Go through the entries below and write each one out exactly.

>> begin

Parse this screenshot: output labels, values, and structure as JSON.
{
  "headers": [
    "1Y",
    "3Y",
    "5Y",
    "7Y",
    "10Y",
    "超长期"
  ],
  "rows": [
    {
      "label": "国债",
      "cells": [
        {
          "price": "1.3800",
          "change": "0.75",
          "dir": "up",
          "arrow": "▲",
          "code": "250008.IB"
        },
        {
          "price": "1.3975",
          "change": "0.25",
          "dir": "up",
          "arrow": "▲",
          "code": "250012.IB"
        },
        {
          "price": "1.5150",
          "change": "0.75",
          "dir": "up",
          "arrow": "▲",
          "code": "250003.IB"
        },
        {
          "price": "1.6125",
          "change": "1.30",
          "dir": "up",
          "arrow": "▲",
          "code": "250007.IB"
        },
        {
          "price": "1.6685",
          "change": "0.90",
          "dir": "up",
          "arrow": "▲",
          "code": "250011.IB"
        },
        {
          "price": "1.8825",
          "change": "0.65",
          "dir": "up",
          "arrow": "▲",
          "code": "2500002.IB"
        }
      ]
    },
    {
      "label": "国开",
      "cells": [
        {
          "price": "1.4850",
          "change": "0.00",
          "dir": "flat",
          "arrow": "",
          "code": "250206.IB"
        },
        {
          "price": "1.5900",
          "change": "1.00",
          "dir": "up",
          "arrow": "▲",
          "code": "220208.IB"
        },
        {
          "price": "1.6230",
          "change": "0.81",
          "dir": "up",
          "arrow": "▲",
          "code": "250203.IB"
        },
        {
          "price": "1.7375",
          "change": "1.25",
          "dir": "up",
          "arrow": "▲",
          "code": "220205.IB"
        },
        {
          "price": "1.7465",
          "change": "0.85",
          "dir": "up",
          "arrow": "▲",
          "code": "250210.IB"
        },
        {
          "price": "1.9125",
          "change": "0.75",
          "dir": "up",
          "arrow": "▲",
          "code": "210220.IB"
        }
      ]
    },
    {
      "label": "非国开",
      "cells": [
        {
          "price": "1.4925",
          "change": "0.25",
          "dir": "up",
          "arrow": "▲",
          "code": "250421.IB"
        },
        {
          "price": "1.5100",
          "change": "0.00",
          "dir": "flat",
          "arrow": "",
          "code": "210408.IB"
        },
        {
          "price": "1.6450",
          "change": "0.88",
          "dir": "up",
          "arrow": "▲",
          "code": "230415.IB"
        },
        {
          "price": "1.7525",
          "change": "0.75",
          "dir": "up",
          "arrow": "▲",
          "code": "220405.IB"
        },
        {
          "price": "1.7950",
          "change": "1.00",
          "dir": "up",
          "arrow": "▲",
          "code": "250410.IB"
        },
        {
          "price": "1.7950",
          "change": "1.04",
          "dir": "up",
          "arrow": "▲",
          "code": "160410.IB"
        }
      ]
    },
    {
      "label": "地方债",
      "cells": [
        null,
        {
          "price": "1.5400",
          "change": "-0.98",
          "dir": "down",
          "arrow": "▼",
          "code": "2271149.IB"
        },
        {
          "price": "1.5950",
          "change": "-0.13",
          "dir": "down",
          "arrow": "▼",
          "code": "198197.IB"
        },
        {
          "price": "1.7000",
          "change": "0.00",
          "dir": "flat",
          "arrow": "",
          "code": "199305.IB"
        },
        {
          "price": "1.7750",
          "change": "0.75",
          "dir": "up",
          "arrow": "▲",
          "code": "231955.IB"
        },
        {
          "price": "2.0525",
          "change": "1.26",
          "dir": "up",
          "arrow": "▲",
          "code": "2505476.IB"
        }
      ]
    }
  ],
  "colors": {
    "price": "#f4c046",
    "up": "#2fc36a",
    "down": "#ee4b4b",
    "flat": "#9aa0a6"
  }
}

>> end

Answer to this task —
Parse this screenshot: output labels, values, and structure as JSON.
{
  "headers": [
    "1Y",
    "3Y",
    "5Y",
    "7Y",
    "10Y",
    "超长期"
  ],
  "rows": [
    {
      "label": "国债",
      "cells": [
        {
          "price": "1.3800",
          "change": "0.75",
          "dir": "up",
          "arrow": "▲",
          "code": "250008.IB"
        },
        {
          "price": "1.3975",
          "change": "0.25",
          "dir": "up",
          "arrow": "▲",
          "code": "250012.IB"
        },
        {
          "price": "1.5150",
          "change": "0.75",
          "dir": "up",
          "arrow": "▲",
          "code": "250003.IB"
        },
        {
          "price": "1.6125",
          "change": "1.30",
          "dir": "up",
          "arrow": "▲",
          "code": "250007.IB"
        },
        {
          "price": "1.6685",
          "change": "0.90",
          "dir": "up",
          "arrow": "▲",
          "code": "250011.IB"
        },
        {
          "price": "1.8825",
          "change": "0.65",
          "dir": "up",
          "arrow": "▲",
          "code": "2500002.IB"
        }
      ]
    },
    {
      "label": "国开",
      "cells": [
        {
          "price": "1.4850",
          "change": "0.00",
          "dir": "flat",
          "arrow": "",
          "code": "250206.IB"
        },
        {
          "price": "1.5900",
          "change": "1.00",
          "dir": "up",
          "arrow": "▲",
          "code": "220208.IB"
        },
        {
          "price": "1.6230",
          "change": "0.81",
          "dir": "up",
          "arrow": "▲",
          "code": "250203.IB"
        },
        {
          "price": "1.7375",
          "change": "1.25",
          "dir": "up",
          "arrow": "▲",
          "code": "220205.IB"
        },
        {
          "price": "1.7465",
          "change": "0.85",
          "dir": "up",
          "arrow": "▲",
          "code": "250210.IB"
        },
        {
          "price": "1.9125",
          "change": "0.75",
          "dir": "up",
          "arrow": "▲",
          "code": "210220.IB"
        }
      ]
    },
    {
      "label": "非国开",
      "cells": [
        {
          "price": "1.4925",
          "change": "0.25",
          "dir": "up",
          "arrow": "▲",
          "code": "250421.IB"
        },
        {
          "price": "1.5100",
          "change": "0.00",
          "dir": "flat",
          "arrow": "",
          "code": "210408.IB"
        },
        {
          "price": "1.6450",
          "change": "0.88",
          "dir": "up",
          "arrow": "▲",
          "code": "230415.IB"
        },
        {
          "price": "1.7525",
          "change": "0.75",
          "dir": "up",
          "arrow": "▲",
          "code": "220405.IB"
        },
        {
          "price": "1.7950",
          "change": "1.00",
          "dir": "up",
          "arrow": "▲",
          "code": "250410.IB"
        },
        {
          "price": "1.7950",
          "change": "1.04",
          "dir": "up",
          "arrow": "▲",
          "code": "160410.IB"
        }
      ]
    },
    {
      "label": "地方债",
      "cells": [
        null,
        {
          "price": "1.5400",
          "change": "-0.98",
          "dir": "down",
          "arrow": "▼",
          "code": "2271149.IB"
        },
        {
          "price": "1.5950",
          "change": "-0.13",
          "dir": "down",
          "arrow": "▼",
          "code": "198197.IB"
        },
        {
          "price": "1.7000",
          "change": "0.00",
          "dir": "flat",
          "arrow": "",
          "code": "199305.IB"
        },
        {
          "price": "1.7750",
          "change": "0.75",
          "dir": "up",
          "arrow": "▲",
          "code": "231955.IB"
        },
        {
          "price": "2.0525",
          "change": "1.26",
          "dir": "up",
          "arrow": "▲",
          "code": "2505476.IB"
        }
      ]
    }
  ],
  "colors": {
    "price": "#f4c046",
    "up": "#2fc36a",
    "down": "#ee4b4b",
    "flat": "#9aa0a6"
  }
}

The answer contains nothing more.